Task goal » Set down, without alteration, the lines from the one that contains "Transcribe this image's" through the final line of the material below.

Entries supplied »
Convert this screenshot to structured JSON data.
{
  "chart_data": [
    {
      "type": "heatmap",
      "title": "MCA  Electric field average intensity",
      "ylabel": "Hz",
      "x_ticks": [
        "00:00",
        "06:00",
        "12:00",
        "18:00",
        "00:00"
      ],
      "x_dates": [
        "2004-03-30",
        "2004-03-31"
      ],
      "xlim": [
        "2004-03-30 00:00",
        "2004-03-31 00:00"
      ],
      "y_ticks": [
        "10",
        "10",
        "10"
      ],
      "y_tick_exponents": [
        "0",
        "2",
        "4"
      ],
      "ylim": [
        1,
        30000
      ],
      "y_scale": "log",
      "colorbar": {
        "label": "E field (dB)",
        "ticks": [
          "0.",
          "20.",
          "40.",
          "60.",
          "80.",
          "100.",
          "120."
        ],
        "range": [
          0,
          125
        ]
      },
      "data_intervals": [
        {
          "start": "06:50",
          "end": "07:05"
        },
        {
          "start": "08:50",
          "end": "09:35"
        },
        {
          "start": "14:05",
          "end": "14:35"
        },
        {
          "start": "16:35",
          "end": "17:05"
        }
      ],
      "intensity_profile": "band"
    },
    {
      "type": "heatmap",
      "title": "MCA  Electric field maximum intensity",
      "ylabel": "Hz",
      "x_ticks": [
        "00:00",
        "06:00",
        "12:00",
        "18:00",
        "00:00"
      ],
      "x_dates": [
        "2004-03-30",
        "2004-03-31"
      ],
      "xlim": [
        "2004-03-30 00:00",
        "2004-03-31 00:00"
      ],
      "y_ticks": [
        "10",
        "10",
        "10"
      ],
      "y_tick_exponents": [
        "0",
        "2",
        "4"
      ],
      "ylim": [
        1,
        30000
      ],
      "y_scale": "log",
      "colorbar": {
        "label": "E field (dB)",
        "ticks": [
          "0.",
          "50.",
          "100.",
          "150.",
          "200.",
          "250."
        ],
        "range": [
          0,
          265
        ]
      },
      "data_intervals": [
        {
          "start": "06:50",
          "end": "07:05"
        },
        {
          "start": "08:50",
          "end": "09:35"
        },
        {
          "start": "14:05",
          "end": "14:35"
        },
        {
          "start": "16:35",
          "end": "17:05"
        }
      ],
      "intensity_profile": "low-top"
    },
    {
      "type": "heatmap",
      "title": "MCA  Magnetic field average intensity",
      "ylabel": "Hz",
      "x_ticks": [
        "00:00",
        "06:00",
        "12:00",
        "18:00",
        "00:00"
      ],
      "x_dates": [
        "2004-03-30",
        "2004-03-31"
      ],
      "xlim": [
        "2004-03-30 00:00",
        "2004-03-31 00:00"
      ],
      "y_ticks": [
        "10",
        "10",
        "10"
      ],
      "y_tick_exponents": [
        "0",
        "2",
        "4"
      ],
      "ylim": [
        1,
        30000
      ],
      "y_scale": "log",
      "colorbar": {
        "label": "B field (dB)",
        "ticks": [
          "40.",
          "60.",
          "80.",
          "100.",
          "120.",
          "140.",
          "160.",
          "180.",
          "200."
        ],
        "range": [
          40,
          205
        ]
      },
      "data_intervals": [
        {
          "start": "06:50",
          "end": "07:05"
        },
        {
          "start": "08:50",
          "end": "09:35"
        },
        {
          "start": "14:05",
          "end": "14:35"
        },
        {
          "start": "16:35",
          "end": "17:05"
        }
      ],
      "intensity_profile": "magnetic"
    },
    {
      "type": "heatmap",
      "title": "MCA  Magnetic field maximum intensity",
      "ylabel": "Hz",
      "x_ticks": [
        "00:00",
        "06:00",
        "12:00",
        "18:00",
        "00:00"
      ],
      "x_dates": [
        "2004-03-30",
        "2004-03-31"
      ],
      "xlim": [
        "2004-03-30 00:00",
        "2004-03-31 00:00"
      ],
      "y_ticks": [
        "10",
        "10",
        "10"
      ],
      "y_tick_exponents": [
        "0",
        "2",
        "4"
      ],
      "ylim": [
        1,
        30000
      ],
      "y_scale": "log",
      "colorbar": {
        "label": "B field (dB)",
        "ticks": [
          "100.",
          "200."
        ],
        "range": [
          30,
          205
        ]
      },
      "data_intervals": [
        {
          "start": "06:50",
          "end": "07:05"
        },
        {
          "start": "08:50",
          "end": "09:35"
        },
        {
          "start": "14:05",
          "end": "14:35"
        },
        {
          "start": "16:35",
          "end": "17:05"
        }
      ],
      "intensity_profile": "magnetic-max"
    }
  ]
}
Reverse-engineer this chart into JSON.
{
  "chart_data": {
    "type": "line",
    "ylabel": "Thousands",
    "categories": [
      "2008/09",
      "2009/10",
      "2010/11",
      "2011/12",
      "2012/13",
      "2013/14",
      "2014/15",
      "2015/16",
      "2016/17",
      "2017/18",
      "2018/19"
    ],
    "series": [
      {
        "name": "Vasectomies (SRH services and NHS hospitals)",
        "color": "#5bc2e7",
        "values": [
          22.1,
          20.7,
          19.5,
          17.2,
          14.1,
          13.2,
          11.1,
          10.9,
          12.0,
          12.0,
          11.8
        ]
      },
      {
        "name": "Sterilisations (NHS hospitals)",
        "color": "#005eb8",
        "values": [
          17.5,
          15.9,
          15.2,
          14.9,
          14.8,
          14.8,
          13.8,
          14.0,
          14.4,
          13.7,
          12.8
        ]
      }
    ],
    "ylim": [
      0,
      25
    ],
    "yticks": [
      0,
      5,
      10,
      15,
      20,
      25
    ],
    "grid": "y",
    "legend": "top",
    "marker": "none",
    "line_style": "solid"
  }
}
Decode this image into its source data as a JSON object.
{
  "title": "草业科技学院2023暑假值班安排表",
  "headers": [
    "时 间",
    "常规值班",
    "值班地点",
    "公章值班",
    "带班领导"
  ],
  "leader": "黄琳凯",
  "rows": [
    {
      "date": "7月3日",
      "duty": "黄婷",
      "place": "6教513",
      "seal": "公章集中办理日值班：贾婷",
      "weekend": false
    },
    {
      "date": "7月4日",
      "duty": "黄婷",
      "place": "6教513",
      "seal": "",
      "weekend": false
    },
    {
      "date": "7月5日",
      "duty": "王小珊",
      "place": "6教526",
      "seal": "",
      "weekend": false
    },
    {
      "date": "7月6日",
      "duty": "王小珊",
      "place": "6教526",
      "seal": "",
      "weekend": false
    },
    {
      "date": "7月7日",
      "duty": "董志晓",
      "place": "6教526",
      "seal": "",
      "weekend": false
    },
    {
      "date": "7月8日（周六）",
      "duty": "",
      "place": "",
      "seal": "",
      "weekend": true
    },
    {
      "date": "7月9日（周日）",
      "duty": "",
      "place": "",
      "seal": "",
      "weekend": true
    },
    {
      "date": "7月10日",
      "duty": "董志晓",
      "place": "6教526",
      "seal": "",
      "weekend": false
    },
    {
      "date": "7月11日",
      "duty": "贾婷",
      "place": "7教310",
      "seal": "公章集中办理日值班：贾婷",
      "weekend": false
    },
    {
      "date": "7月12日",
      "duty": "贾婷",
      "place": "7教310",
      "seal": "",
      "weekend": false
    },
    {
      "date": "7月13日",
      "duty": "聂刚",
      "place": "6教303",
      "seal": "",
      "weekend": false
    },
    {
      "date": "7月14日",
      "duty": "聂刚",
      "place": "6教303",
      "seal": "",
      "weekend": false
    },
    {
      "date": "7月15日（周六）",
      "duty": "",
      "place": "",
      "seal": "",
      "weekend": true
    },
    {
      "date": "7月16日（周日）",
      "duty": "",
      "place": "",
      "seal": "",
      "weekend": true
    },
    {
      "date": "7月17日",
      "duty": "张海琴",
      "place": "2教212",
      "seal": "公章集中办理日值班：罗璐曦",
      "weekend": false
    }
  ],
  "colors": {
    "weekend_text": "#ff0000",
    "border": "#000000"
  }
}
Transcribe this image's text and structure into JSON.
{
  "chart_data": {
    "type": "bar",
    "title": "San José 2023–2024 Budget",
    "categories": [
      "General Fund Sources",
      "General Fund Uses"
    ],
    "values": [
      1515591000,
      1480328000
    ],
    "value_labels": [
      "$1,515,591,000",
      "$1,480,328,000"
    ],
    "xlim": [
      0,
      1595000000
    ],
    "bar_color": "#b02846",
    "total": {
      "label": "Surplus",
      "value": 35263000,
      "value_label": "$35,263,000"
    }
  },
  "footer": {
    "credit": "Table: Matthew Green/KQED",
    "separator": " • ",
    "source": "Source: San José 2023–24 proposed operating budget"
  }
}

Result of this task »
Transcribe this image's text and structure into JSON.
{
  "chart_data": {
    "type": "bar",
    "title": "San José 2023–2024 Budget",
    "categories": [
      "General Fund Sources",
      "General Fund Uses"
    ],
    "values": [
      1515591000,
      1480328000
    ],
    "value_labels": [
      "$1,515,591,000",
      "$1,480,328,000"
    ],
    "xlim": [
      0,
      1595000000
    ],
    "bar_color": "#b02846",
    "total": {
      "label": "Surplus",
      "value": 35263000,
      "value_label": "$35,263,000"
    }
  },
  "footer": {
    "credit": "Table: Matthew Green/KQED",
    "separator": " • ",
    "source": "Source: San José 2023–24 proposed operating budget"
  }
}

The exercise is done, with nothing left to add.